━━ Records shown ━━

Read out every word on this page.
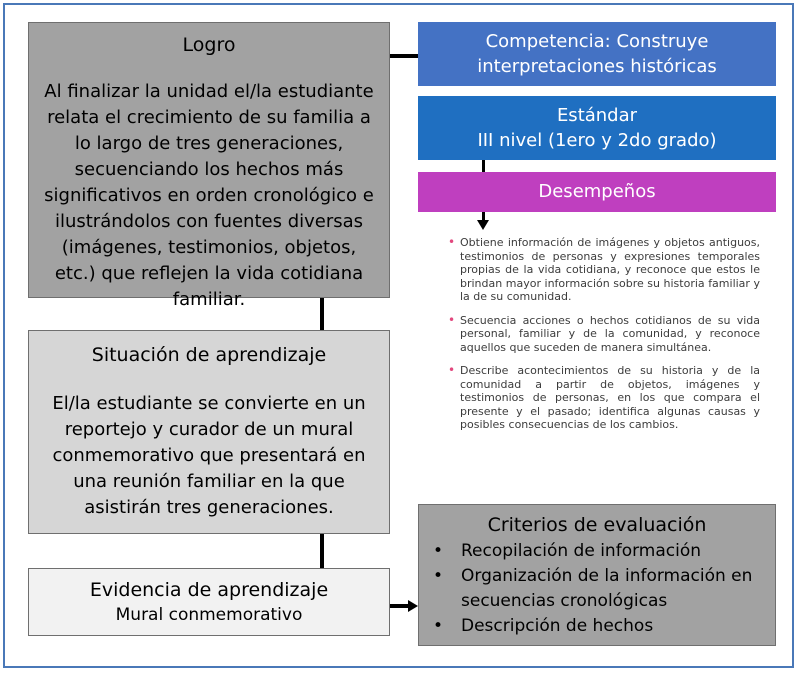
Logro
Al finalizar la unidad el/la estudiante relata el crecimiento de su familia a lo largo de tres generaciones, secuenciando los hechos más significativos en orden cronológico e ilustrándolos con fuentes diversas (imágenes, testimonios, objetos, etc.) que reflejen la vida cotidiana familiar.
Situación de aprendizaje
El/la estudiante se convierte en un reportejo y curador de un mural conmemorativo que presentará en una reunión familiar en la que asistirán tres generaciones.
Evidencia de aprendizaje
Mural conmemorativo
Competencia: Construye
interpretaciones históricas
Estándar
III nivel (1ero y 2do grado)
Desempeños
• Obtiene información de imágenes y objetos antiguos, testimonios de personas y expresiones temporales propias de la vida cotidiana, y reconoce que estos le brindan mayor información sobre su historia familiar y la de su comunidad.
• Secuencia acciones o hechos cotidianos de su vida personal, familiar y de la comunidad, y reconoce aquellos que suceden de manera simultánea.
• Describe acontecimientos de su historia y de la comunidad a partir de objetos, imágenes y testimonios de personas, en los que compara el presente y el pasado; identifica algunas causas y posibles consecuencias de los cambios.
Criterios de evaluación
• Recopilación de información
• Organización de la información en secuencias cronológicas
• Descripción de hechos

━━━

▸ Task directions: Write every entry again exactly as given, skipping the pictures.

▸ Task answer:
Read out every word on this page.
Logro
Al finalizar la unidad el/la estudiante relata el crecimiento de su familia a lo largo de tres generaciones, secuenciando los hechos más significativos en orden cronológico e ilustrándolos con fuentes diversas (imágenes, testimonios, objetos, etc.) que reflejen la vida cotidiana familiar.
Situación de aprendizaje
El/la estudiante se convierte en un reportejo y curador de un mural conmemorativo que presentará en una reunión familiar en la que asistirán tres generaciones.
Evidencia de aprendizaje
Mural conmemorativo
Competencia: Construye
interpretaciones históricas
Estándar
III nivel (1ero y 2do grado)
Desempeños
• Obtiene información de imágenes y objetos antiguos, testimonios de personas y expresiones temporales propias de la vida cotidiana, y reconoce que estos le brindan mayor información sobre su historia familiar y la de su comunidad.
• Secuencia acciones o hechos cotidianos de su vida personal, familiar y de la comunidad, y reconoce aquellos que suceden de manera simultánea.
• Describe acontecimientos de su historia y de la comunidad a partir de objetos, imágenes y testimonios de personas, en los que compara el presente y el pasado; identifica algunas causas y posibles consecuencias de los cambios.
Criterios de evaluación
• Recopilación de información
• Organización de la información en secuencias cronológicas
• Descripción de hechos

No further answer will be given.